TASK PROMPT: Turn the rows below into a JSON list of strings, one string per line, and leave out any blank lines.

ENTRIES PROVIDED:
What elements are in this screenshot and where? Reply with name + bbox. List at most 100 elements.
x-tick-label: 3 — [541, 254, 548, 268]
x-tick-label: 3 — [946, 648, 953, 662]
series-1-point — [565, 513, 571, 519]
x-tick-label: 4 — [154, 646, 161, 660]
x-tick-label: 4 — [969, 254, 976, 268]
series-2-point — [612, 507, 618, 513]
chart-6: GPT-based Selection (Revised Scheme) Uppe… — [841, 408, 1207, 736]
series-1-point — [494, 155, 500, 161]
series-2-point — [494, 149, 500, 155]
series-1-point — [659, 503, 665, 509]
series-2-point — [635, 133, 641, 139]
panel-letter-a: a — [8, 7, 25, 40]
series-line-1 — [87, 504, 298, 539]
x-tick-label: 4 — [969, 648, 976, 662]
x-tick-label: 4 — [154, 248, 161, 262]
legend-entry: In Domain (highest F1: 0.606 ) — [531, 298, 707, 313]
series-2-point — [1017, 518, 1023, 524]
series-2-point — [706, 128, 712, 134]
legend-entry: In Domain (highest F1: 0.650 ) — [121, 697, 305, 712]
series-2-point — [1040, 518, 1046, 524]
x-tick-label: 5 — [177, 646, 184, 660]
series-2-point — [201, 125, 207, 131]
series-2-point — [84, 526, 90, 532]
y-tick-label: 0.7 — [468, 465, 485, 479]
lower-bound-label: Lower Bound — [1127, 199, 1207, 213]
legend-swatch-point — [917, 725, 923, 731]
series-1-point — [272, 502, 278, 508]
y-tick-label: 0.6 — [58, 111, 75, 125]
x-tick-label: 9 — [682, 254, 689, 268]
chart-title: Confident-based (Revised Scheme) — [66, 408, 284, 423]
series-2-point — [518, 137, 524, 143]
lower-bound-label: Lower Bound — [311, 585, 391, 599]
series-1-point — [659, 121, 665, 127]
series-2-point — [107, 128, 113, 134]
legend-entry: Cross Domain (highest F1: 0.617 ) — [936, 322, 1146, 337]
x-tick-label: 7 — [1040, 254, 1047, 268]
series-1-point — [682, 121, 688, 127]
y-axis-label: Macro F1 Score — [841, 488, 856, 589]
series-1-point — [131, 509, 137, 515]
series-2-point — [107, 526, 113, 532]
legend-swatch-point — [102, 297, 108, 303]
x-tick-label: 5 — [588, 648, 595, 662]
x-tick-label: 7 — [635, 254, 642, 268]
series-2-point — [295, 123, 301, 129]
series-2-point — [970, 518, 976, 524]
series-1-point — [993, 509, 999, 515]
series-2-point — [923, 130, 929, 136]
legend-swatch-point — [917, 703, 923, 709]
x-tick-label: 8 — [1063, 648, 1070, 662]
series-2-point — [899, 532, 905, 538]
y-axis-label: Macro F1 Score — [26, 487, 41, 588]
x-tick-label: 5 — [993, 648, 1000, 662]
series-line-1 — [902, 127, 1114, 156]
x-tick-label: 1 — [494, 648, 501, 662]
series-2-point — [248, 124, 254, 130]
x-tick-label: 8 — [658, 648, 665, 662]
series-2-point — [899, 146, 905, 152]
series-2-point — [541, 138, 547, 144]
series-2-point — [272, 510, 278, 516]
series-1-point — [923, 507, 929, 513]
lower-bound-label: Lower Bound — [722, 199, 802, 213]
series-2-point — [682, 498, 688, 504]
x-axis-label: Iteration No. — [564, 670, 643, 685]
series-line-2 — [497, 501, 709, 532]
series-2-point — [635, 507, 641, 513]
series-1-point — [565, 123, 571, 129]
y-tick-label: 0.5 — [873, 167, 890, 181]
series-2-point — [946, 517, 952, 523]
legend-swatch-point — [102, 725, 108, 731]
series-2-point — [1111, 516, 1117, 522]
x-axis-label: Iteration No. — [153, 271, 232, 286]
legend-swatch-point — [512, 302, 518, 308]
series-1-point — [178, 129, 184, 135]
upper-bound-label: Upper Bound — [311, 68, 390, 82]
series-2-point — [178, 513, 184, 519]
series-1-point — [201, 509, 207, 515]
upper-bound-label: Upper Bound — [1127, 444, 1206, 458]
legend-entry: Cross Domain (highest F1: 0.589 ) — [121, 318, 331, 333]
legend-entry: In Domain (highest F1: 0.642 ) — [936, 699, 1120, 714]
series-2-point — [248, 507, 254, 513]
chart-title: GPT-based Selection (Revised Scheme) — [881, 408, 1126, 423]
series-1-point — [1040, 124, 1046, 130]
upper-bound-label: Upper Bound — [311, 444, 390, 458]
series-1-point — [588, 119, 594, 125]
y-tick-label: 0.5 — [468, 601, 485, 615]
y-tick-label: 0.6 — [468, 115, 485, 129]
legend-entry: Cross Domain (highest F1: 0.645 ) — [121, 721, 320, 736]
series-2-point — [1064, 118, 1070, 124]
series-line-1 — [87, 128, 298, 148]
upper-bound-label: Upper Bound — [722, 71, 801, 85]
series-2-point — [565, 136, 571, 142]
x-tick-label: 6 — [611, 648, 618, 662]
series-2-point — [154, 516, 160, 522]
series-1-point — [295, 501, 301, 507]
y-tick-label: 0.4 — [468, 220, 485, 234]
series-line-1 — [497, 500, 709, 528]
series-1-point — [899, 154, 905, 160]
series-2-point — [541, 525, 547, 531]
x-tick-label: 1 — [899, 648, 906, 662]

SOLUTION:
[
  "What elements are in this screenshot and where? Reply with name + bbox. List at most 100 elements.",
  "x-tick-label: 3 — [541, 254, 548, 268]",
  "x-tick-label: 3 — [946, 648, 953, 662]",
  "series-1-point — [565, 513, 571, 519]",
  "x-tick-label: 4 — [154, 646, 161, 660]",
  "x-tick-label: 4 — [969, 254, 976, 268]",
  "series-2-point — [612, 507, 618, 513]",
  "chart-6: GPT-based Selection (Revised Scheme) Uppe… — [841, 408, 1207, 736]",
  "series-1-point — [494, 155, 500, 161]",
  "series-2-point — [494, 149, 500, 155]",
  "series-1-point — [659, 503, 665, 509]",
  "series-2-point — [635, 133, 641, 139]",
  "panel-letter-a: a — [8, 7, 25, 40]",
  "series-line-1 — [87, 504, 298, 539]",
  "x-tick-label: 4 — [969, 648, 976, 662]",
  "x-tick-label: 4 — [154, 248, 161, 262]",
  "legend-entry: In Domain (highest F1: 0.606 ) — [531, 298, 707, 313]",
  "series-2-point — [1017, 518, 1023, 524]",
  "series-2-point — [706, 128, 712, 134]",
  "legend-entry: In Domain (highest F1: 0.650 ) — [121, 697, 305, 712]",
  "series-2-point — [1040, 518, 1046, 524]",
  "x-tick-label: 5 — [177, 646, 184, 660]",
  "series-2-point — [201, 125, 207, 131]",
  "series-2-point — [84, 526, 90, 532]",
  "y-tick-label: 0.7 — [468, 465, 485, 479]",
  "lower-bound-label: Lower Bound — [1127, 199, 1207, 213]",
  "legend-swatch-point — [917, 725, 923, 731]",
  "series-1-point — [272, 502, 278, 508]",
  "y-tick-label: 0.6 — [58, 111, 75, 125]",
  "x-tick-label: 9 — [682, 254, 689, 268]",
  "chart-title: Confident-based (Revised Scheme) — [66, 408, 284, 423]",
  "series-2-point — [518, 137, 524, 143]",
  "lower-bound-label: Lower Bound — [311, 585, 391, 599]",
  "series-1-point — [659, 121, 665, 127]",
  "series-2-point — [107, 128, 113, 134]",
  "legend-entry: Cross Domain (highest F1: 0.617 ) — [936, 322, 1146, 337]",
  "x-tick-label: 7 — [1040, 254, 1047, 268]",
  "series-1-point — [682, 121, 688, 127]",
  "y-axis-label: Macro F1 Score — [841, 488, 856, 589]",
  "series-1-point — [131, 509, 137, 515]",
  "series-2-point — [107, 526, 113, 532]",
  "legend-swatch-point — [102, 297, 108, 303]",
  "x-tick-label: 5 — [588, 648, 595, 662]",
  "x-tick-label: 7 — [635, 254, 642, 268]",
  "series-2-point — [295, 123, 301, 129]",
  "series-2-point — [970, 518, 976, 524]",
  "series-1-point — [993, 509, 999, 515]",
  "series-2-point — [923, 130, 929, 136]",
  "legend-swatch-point — [917, 703, 923, 709]",
  "x-tick-label: 8 — [1063, 648, 1070, 662]",
  "series-2-point — [899, 532, 905, 538]",
  "y-axis-label: Macro F1 Score — [26, 487, 41, 588]",
  "x-tick-label: 5 — [993, 648, 1000, 662]",
  "series-line-1 — [902, 127, 1114, 156]",
  "x-tick-label: 1 — [494, 648, 501, 662]",
  "series-2-point — [248, 124, 254, 130]",
  "x-tick-label: 8 — [658, 648, 665, 662]",
  "series-2-point — [899, 146, 905, 152]",
  "series-2-point — [541, 138, 547, 144]",
  "series-2-point — [272, 510, 278, 516]",
  "series-1-point — [923, 507, 929, 513]",
  "lower-bound-label: Lower Bound — [722, 199, 802, 213]",
  "series-2-point — [682, 498, 688, 504]",
  "x-axis-label: Iteration No. — [564, 670, 643, 685]",
  "series-line-2 — [497, 501, 709, 532]",
  "series-2-point — [635, 507, 641, 513]",
  "series-1-point — [565, 123, 571, 129]",
  "y-tick-label: 0.5 — [873, 167, 890, 181]",
  "series-2-point — [946, 517, 952, 523]",
  "legend-swatch-point — [102, 725, 108, 731]",
  "series-2-point — [1111, 516, 1117, 522]",
  "x-axis-label: Iteration No. — [153, 271, 232, 286]",
  "legend-swatch-point — [512, 302, 518, 308]",
  "series-1-point — [178, 129, 184, 135]",
  "upper-bound-label: Upper Bound — [311, 68, 390, 82]",
  "series-2-point — [178, 513, 184, 519]",
  "series-1-point — [201, 509, 207, 515]",
  "upper-bound-label: Upper Bound — [1127, 444, 1206, 458]",
  "legend-entry: Cross Domain (highest F1: 0.589 ) — [121, 318, 331, 333]",
  "legend-entry: In Domain (highest F1: 0.642 ) — [936, 699, 1120, 714]",
  "series-2-point — [248, 507, 254, 513]",
  "chart-title: GPT-based Selection (Revised Scheme) — [881, 408, 1126, 423]",
  "series-1-point — [1040, 124, 1046, 130]",
  "upper-bound-label: Upper Bound — [311, 444, 390, 458]",
  "series-1-point — [588, 119, 594, 125]",
  "y-tick-label: 0.5 — [468, 601, 485, 615]",
  "y-tick-label: 0.6 — [468, 115, 485, 129]",
  "legend-entry: Cross Domain (highest F1: 0.645 ) — [121, 721, 320, 736]",
  "series-2-point — [1064, 118, 1070, 124]",
  "series-line-1 — [87, 128, 298, 148]",
  "upper-bound-label: Upper Bound — [722, 71, 801, 85]",
  "series-2-point — [565, 136, 571, 142]",
  "x-tick-label: 6 — [611, 648, 618, 662]",
  "series-2-point — [154, 516, 160, 522]",
  "series-1-point — [295, 501, 301, 507]",
  "y-tick-label: 0.4 — [468, 220, 485, 234]",
  "series-line-1 — [497, 500, 709, 528]",
  "series-1-point — [899, 154, 905, 160]",
  "series-2-point — [541, 525, 547, 531]",
  "x-tick-label: 1 — [899, 648, 906, 662]"
]